PROBLEM STATEMENT: All of the data that follows should be retyped exactly, please, except the pictures.

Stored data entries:
>>>>

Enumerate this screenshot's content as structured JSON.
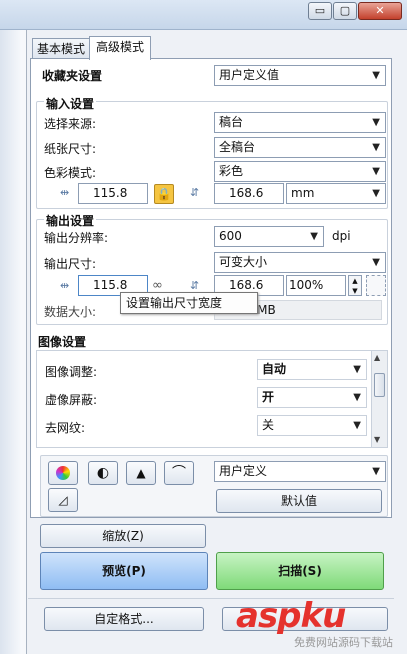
{
  "window": {
    "minimize": "▭",
    "maximize": "▢",
    "close": "✕"
  },
  "tabs": {
    "basic": "基本模式",
    "advanced": "高级模式"
  },
  "favorites": {
    "label": "收藏夹设置",
    "value": "用户定义值"
  },
  "input": {
    "title": "输入设置",
    "source_label": "选择来源:",
    "source_value": "稿台",
    "paper_label": "纸张尺寸:",
    "paper_value": "全稿台",
    "color_label": "色彩模式:",
    "color_value": "彩色",
    "width": "115.8",
    "height": "168.6",
    "unit": "mm"
  },
  "output": {
    "title": "输出设置",
    "resolution_label": "输出分辨率:",
    "resolution_value": "600",
    "resolution_unit": "dpi",
    "size_label": "输出尺寸:",
    "size_value": "可变大小",
    "width": "115.8",
    "height": "168.6",
    "scale": "100%",
    "data_size_label": "数据大小:",
    "data_size_value": "11.18 MB"
  },
  "tooltip": "设置输出尺寸宽度",
  "image": {
    "title": "图像设置",
    "rows": [
      {
        "label": "图像调整:",
        "value": "自动"
      },
      {
        "label": "虚像屏蔽:",
        "value": "开"
      },
      {
        "label": "去网纹:",
        "value": "关"
      }
    ]
  },
  "tools": {
    "preset_value": "用户定义",
    "default_button": "默认值"
  },
  "buttons": {
    "zoom": "缩放(Z)",
    "preview": "预览(P)",
    "scan": "扫描(S)",
    "custom_format": "自定格式..."
  },
  "watermark": {
    "brand": "aspku",
    "sub": "免费网站源码下载站"
  }
}
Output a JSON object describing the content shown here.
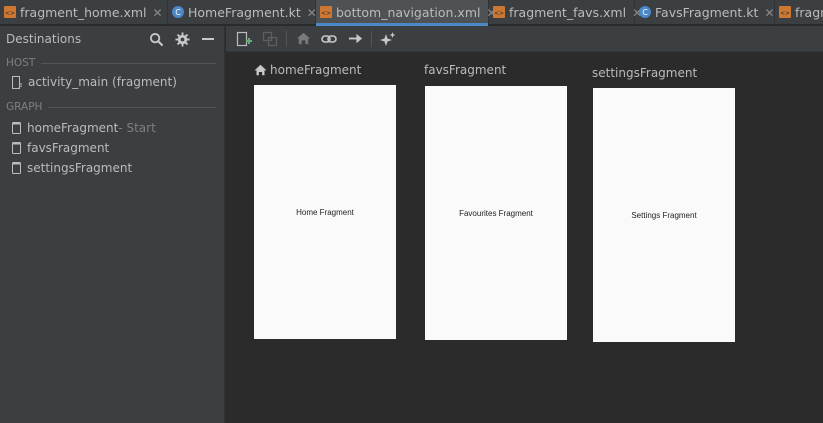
{
  "tabs": [
    {
      "label": "fragment_home.xml",
      "icon": "xml-file-icon",
      "active": false
    },
    {
      "label": "HomeFragment.kt",
      "icon": "kotlin-file-icon",
      "active": false
    },
    {
      "label": "bottom_navigation.xml",
      "icon": "xml-file-icon",
      "active": true
    },
    {
      "label": "fragment_favs.xml",
      "icon": "xml-file-icon",
      "active": false
    },
    {
      "label": "FavsFragment.kt",
      "icon": "kotlin-file-icon",
      "active": false
    },
    {
      "label": "fragn",
      "icon": "xml-file-icon",
      "active": false
    }
  ],
  "close_glyph": "✕",
  "sidebar": {
    "title": "Destinations",
    "host_section": "HOST",
    "host_item": "activity_main (fragment)",
    "graph_section": "GRAPH",
    "items": [
      {
        "label": "homeFragment",
        "suffix": " - Start"
      },
      {
        "label": "favsFragment",
        "suffix": ""
      },
      {
        "label": "settingsFragment",
        "suffix": ""
      }
    ]
  },
  "canvas": {
    "nodes": [
      {
        "title": "homeFragment",
        "content": "Home Fragment",
        "is_start": true
      },
      {
        "title": "favsFragment",
        "content": "Favourites Fragment",
        "is_start": false
      },
      {
        "title": "settingsFragment",
        "content": "Settings Fragment",
        "is_start": false
      }
    ]
  },
  "colors": {
    "accent": "#4a88c7",
    "xml_icon": "#cc7832",
    "kotlin_icon": "#4a88c7",
    "add_icon": "#6aab73"
  }
}
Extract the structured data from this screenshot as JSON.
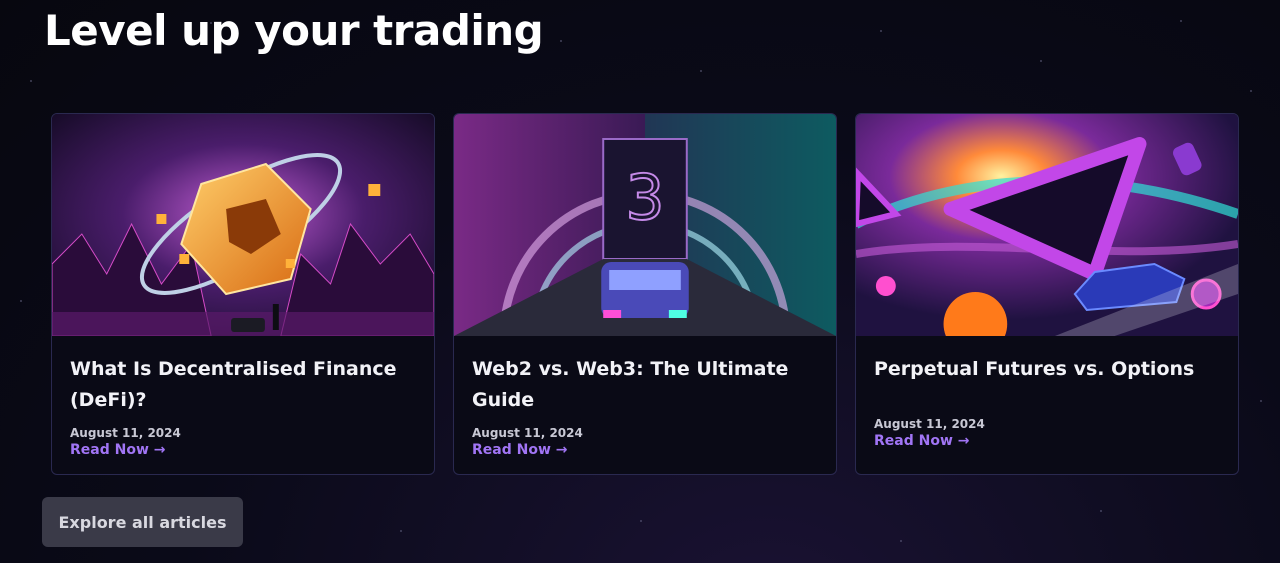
{
  "page": {
    "heading": "Level up your trading",
    "explore_label": "Explore all articles"
  },
  "articles": [
    {
      "title": "What Is Decentralised Finance (DeFi)?",
      "date": "August 11, 2024",
      "cta": "Read Now →",
      "art": "defi-illustration"
    },
    {
      "title": "Web2 vs. Web3: The Ultimate Guide",
      "date": "August 11, 2024",
      "cta": "Read Now →",
      "art": "web3-illustration"
    },
    {
      "title": "Perpetual Futures vs. Options",
      "date": "August 11, 2024",
      "cta": "Read Now →",
      "art": "futures-illustration"
    }
  ],
  "colors": {
    "accent": "#a175f5",
    "background": "#0a0a18",
    "card_border": "#2a2950",
    "button_bg": "#3a3a48"
  }
}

<<<<

PROBLEM SOLUTION:
Enumerate this screenshot's content as structured JSON.
{
  "window": {
    "minimize": "▭",
    "maximize": "▢",
    "close": "✕"
  },
  "tabs": {
    "basic": "基本模式",
    "advanced": "高级模式"
  },
  "favorites": {
    "label": "收藏夹设置",
    "value": "用户定义值"
  },
  "input": {
    "title": "输入设置",
    "source_label": "选择来源:",
    "source_value": "稿台",
    "paper_label": "纸张尺寸:",
    "paper_value": "全稿台",
    "color_label": "色彩模式:",
    "color_value": "彩色",
    "width": "115.8",
    "height": "168.6",
    "unit": "mm"
  },
  "output": {
    "title": "输出设置",
    "resolution_label": "输出分辨率:",
    "resolution_value": "600",
    "resolution_unit": "dpi",
    "size_label": "输出尺寸:",
    "size_value": "可变大小",
    "width": "115.8",
    "height": "168.6",
    "scale": "100%",
    "data_size_label": "数据大小:",
    "data_size_value": "11.18 MB"
  },
  "tooltip": "设置输出尺寸宽度",
  "image": {
    "title": "图像设置",
    "rows": [
      {
        "label": "图像调整:",
        "value": "自动"
      },
      {
        "label": "虚像屏蔽:",
        "value": "开"
      },
      {
        "label": "去网纹:",
        "value": "关"
      }
    ]
  },
  "tools": {
    "preset_value": "用户定义",
    "default_button": "默认值"
  },
  "buttons": {
    "zoom": "缩放(Z)",
    "preview": "预览(P)",
    "scan": "扫描(S)",
    "custom_format": "自定格式..."
  },
  "watermark": {
    "brand": "aspku",
    "sub": "免费网站源码下载站"
  }
}
Output a JSON object describing the content shown here.
{
  "tabs": [
    {
      "label": "fragment_home.xml",
      "icon": "xml-file-icon",
      "active": false
    },
    {
      "label": "HomeFragment.kt",
      "icon": "kotlin-file-icon",
      "active": false
    },
    {
      "label": "bottom_navigation.xml",
      "icon": "xml-file-icon",
      "active": true
    },
    {
      "label": "fragment_favs.xml",
      "icon": "xml-file-icon",
      "active": false
    },
    {
      "label": "FavsFragment.kt",
      "icon": "kotlin-file-icon",
      "active": false
    },
    {
      "label": "fragn",
      "icon": "xml-file-icon",
      "active": false
    }
  ],
  "close_glyph": "✕",
  "sidebar": {
    "title": "Destinations",
    "host_section": "HOST",
    "host_item": "activity_main (fragment)",
    "graph_section": "GRAPH",
    "items": [
      {
        "label": "homeFragment",
        "suffix": " - Start"
      },
      {
        "label": "favsFragment",
        "suffix": ""
      },
      {
        "label": "settingsFragment",
        "suffix": ""
      }
    ]
  },
  "canvas": {
    "nodes": [
      {
        "title": "homeFragment",
        "content": "Home Fragment",
        "is_start": true
      },
      {
        "title": "favsFragment",
        "content": "Favourites Fragment",
        "is_start": false
      },
      {
        "title": "settingsFragment",
        "content": "Settings Fragment",
        "is_start": false
      }
    ]
  },
  "colors": {
    "accent": "#4a88c7",
    "xml_icon": "#cc7832",
    "kotlin_icon": "#4a88c7",
    "add_icon": "#6aab73"
  }
}
Extract the structured data from this screenshot as JSON.
{
  "page": {
    "heading": "Level up your trading",
    "explore_label": "Explore all articles"
  },
  "articles": [
    {
      "title": "What Is Decentralised Finance (DeFi)?",
      "date": "August 11, 2024",
      "cta": "Read Now →",
      "art": "defi-illustration"
    },
    {
      "title": "Web2 vs. Web3: The Ultimate Guide",
      "date": "August 11, 2024",
      "cta": "Read Now →",
      "art": "web3-illustration"
    },
    {
      "title": "Perpetual Futures vs. Options",
      "date": "August 11, 2024",
      "cta": "Read Now →",
      "art": "futures-illustration"
    }
  ],
  "colors": {
    "accent": "#a175f5",
    "background": "#0a0a18",
    "card_border": "#2a2950",
    "button_bg": "#3a3a48"
  }
}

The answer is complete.